GIVEN EXERCISE:
Retype the material below. Keep every word exactly as it is.

TASK DATA:
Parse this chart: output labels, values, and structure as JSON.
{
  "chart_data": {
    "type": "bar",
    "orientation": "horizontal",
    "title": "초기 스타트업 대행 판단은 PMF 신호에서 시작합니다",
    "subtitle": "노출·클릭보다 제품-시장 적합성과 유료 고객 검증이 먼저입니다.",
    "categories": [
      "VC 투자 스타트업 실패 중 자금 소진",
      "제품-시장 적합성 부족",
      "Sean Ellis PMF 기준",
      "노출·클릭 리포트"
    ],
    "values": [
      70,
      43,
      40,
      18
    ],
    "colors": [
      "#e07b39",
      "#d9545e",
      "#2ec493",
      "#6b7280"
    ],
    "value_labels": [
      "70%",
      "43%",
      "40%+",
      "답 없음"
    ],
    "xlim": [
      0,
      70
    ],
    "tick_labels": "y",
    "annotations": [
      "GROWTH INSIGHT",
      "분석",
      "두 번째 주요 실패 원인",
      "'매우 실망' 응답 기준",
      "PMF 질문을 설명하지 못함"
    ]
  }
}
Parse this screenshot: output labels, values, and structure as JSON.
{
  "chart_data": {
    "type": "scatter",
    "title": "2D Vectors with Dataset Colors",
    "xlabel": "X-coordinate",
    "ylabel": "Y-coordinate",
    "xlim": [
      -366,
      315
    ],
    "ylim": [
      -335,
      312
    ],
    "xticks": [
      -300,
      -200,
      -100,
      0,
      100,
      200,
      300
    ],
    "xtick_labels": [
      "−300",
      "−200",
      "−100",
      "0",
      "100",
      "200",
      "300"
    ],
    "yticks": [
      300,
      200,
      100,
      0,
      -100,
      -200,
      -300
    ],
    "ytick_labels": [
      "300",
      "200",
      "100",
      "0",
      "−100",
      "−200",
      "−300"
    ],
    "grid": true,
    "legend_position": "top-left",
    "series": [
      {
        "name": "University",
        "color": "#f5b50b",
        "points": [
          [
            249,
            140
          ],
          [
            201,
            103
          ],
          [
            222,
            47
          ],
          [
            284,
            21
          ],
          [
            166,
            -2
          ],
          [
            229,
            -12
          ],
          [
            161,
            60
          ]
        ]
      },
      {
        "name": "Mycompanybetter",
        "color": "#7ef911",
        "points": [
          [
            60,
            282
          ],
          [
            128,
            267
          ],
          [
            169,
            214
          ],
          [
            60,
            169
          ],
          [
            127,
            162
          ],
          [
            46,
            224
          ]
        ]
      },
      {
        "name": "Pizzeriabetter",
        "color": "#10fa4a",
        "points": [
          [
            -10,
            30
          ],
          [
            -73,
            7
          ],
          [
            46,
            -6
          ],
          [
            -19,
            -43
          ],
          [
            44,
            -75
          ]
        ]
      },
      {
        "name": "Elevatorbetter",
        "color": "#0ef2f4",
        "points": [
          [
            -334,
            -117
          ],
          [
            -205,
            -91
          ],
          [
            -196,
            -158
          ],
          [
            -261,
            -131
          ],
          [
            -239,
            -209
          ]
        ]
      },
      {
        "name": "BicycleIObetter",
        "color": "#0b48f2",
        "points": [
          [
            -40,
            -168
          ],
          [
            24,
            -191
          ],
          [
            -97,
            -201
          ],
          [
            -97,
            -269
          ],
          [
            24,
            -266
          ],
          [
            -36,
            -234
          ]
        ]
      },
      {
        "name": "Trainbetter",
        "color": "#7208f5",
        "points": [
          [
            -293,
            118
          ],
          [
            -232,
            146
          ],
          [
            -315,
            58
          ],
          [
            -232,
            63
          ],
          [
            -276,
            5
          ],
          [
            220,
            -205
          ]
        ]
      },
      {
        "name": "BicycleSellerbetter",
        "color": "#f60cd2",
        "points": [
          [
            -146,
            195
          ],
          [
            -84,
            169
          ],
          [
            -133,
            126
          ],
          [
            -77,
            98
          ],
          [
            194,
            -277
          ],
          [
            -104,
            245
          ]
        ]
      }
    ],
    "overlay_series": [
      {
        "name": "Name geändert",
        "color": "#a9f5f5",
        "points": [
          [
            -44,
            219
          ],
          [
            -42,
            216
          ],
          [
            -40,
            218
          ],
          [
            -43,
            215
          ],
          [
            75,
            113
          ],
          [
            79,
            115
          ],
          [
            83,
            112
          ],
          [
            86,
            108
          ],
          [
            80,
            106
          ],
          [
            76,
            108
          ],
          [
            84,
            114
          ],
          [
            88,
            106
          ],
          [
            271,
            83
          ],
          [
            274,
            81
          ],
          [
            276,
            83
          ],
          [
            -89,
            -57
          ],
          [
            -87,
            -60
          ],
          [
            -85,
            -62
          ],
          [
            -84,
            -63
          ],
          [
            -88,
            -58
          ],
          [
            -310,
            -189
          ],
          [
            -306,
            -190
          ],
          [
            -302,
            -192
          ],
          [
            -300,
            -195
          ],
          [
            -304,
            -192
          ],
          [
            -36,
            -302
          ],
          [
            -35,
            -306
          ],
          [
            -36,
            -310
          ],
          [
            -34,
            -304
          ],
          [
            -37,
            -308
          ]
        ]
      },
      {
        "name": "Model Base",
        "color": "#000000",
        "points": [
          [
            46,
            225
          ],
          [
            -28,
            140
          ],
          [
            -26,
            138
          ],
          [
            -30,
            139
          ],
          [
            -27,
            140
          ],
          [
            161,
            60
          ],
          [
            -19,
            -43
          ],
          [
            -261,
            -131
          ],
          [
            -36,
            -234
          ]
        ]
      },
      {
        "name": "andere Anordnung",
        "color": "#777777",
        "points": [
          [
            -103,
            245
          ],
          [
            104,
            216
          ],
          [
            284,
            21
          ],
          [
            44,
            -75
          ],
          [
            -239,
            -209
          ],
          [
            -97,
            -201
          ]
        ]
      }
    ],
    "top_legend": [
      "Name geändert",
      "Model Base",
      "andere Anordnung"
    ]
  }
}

ANSWER FOR THE TASK:
Parse this chart: output labels, values, and structure as JSON.
{
  "chart_data": {
    "type": "bar",
    "orientation": "horizontal",
    "title": "초기 스타트업 대행 판단은 PMF 신호에서 시작합니다",
    "subtitle": "노출·클릭보다 제품-시장 적합성과 유료 고객 검증이 먼저입니다.",
    "categories": [
      "VC 투자 스타트업 실패 중 자금 소진",
      "제품-시장 적합성 부족",
      "Sean Ellis PMF 기준",
      "노출·클릭 리포트"
    ],
    "values": [
      70,
      43,
      40,
      18
    ],
    "colors": [
      "#e07b39",
      "#d9545e",
      "#2ec493",
      "#6b7280"
    ],
    "value_labels": [
      "70%",
      "43%",
      "40%+",
      "답 없음"
    ],
    "xlim": [
      0,
      70
    ],
    "tick_labels": "y",
    "annotations": [
      "GROWTH INSIGHT",
      "분석",
      "두 번째 주요 실패 원인",
      "'매우 실망' 응답 기준",
      "PMF 질문을 설명하지 못함"
    ]
  }
}
Parse this screenshot: output labels, values, and structure as JSON.
{
  "chart_data": {
    "type": "scatter",
    "title": "2D Vectors with Dataset Colors",
    "xlabel": "X-coordinate",
    "ylabel": "Y-coordinate",
    "xlim": [
      -366,
      315
    ],
    "ylim": [
      -335,
      312
    ],
    "xticks": [
      -300,
      -200,
      -100,
      0,
      100,
      200,
      300
    ],
    "xtick_labels": [
      "−300",
      "−200",
      "−100",
      "0",
      "100",
      "200",
      "300"
    ],
    "yticks": [
      300,
      200,
      100,
      0,
      -100,
      -200,
      -300
    ],
    "ytick_labels": [
      "300",
      "200",
      "100",
      "0",
      "−100",
      "−200",
      "−300"
    ],
    "grid": true,
    "legend_position": "top-left",
    "series": [
      {
        "name": "University",
        "color": "#f5b50b",
        "points": [
          [
            249,
            140
          ],
          [
            201,
            103
          ],
          [
            222,
            47
          ],
          [
            284,
            21
          ],
          [
            166,
            -2
          ],
          [
            229,
            -12
          ],
          [
            161,
            60
          ]
        ]
      },
      {
        "name": "Mycompanybetter",
        "color": "#7ef911",
        "points": [
          [
            60,
            282
          ],
          [
            128,
            267
          ],
          [
            169,
            214
          ],
          [
            60,
            169
          ],
          [
            127,
            162
          ],
          [
            46,
            224
          ]
        ]
      },
      {
        "name": "Pizzeriabetter",
        "color": "#10fa4a",
        "points": [
          [
            -10,
            30
          ],
          [
            -73,
            7
          ],
          [
            46,
            -6
          ],
          [
            -19,
            -43
          ],
          [
            44,
            -75
          ]
        ]
      },
      {
        "name": "Elevatorbetter",
        "color": "#0ef2f4",
        "points": [
          [
            -334,
            -117
          ],
          [
            -205,
            -91
          ],
          [
            -196,
            -158
          ],
          [
            -261,
            -131
          ],
          [
            -239,
            -209
          ]
        ]
      },
      {
        "name": "BicycleIObetter",
        "color": "#0b48f2",
        "points": [
          [
            -40,
            -168
          ],
          [
            24,
            -191
          ],
          [
            -97,
            -201
          ],
          [
            -97,
            -269
          ],
          [
            24,
            -266
          ],
          [
            -36,
            -234
          ]
        ]
      },
      {
        "name": "Trainbetter",
        "color": "#7208f5",
        "points": [
          [
            -293,
            118
          ],
          [
            -232,
            146
          ],
          [
            -315,
            58
          ],
          [
            -232,
            63
          ],
          [
            -276,
            5
          ],
          [
            220,
            -205
          ]
        ]
      },
      {
        "name": "BicycleSellerbetter",
        "color": "#f60cd2",
        "points": [
          [
            -146,
            195
          ],
          [
            -84,
            169
          ],
          [
            -133,
            126
          ],
          [
            -77,
            98
          ],
          [
            194,
            -277
          ],
          [
            -104,
            245
          ]
        ]
      }
    ],
    "overlay_series": [
      {
        "name": "Name geändert",
        "color": "#a9f5f5",
        "points": [
          [
            -44,
            219
          ],
          [
            -42,
            216
          ],
          [
            -40,
            218
          ],
          [
            -43,
            215
          ],
          [
            75,
            113
          ],
          [
            79,
            115
          ],
          [
            83,
            112
          ],
          [
            86,
            108
          ],
          [
            80,
            106
          ],
          [
            76,
            108
          ],
          [
            84,
            114
          ],
          [
            88,
            106
          ],
          [
            271,
            83
          ],
          [
            274,
            81
          ],
          [
            276,
            83
          ],
          [
            -89,
            -57
          ],
          [
            -87,
            -60
          ],
          [
            -85,
            -62
          ],
          [
            -84,
            -63
          ],
          [
            -88,
            -58
          ],
          [
            -310,
            -189
          ],
          [
            -306,
            -190
          ],
          [
            -302,
            -192
          ],
          [
            -300,
            -195
          ],
          [
            -304,
            -192
          ],
          [
            -36,
            -302
          ],
          [
            -35,
            -306
          ],
          [
            -36,
            -310
          ],
          [
            -34,
            -304
          ],
          [
            -37,
            -308
          ]
        ]
      },
      {
        "name": "Model Base",
        "color": "#000000",
        "points": [
          [
            46,
            225
          ],
          [
            -28,
            140
          ],
          [
            -26,
            138
          ],
          [
            -30,
            139
          ],
          [
            -27,
            140
          ],
          [
            161,
            60
          ],
          [
            -19,
            -43
          ],
          [
            -261,
            -131
          ],
          [
            -36,
            -234
          ]
        ]
      },
      {
        "name": "andere Anordnung",
        "color": "#777777",
        "points": [
          [
            -103,
            245
          ],
          [
            104,
            216
          ],
          [
            284,
            21
          ],
          [
            44,
            -75
          ],
          [
            -239,
            -209
          ],
          [
            -97,
            -201
          ]
        ]
      }
    ],
    "top_legend": [
      "Name geändert",
      "Model Base",
      "andere Anordnung"
    ]
  }
}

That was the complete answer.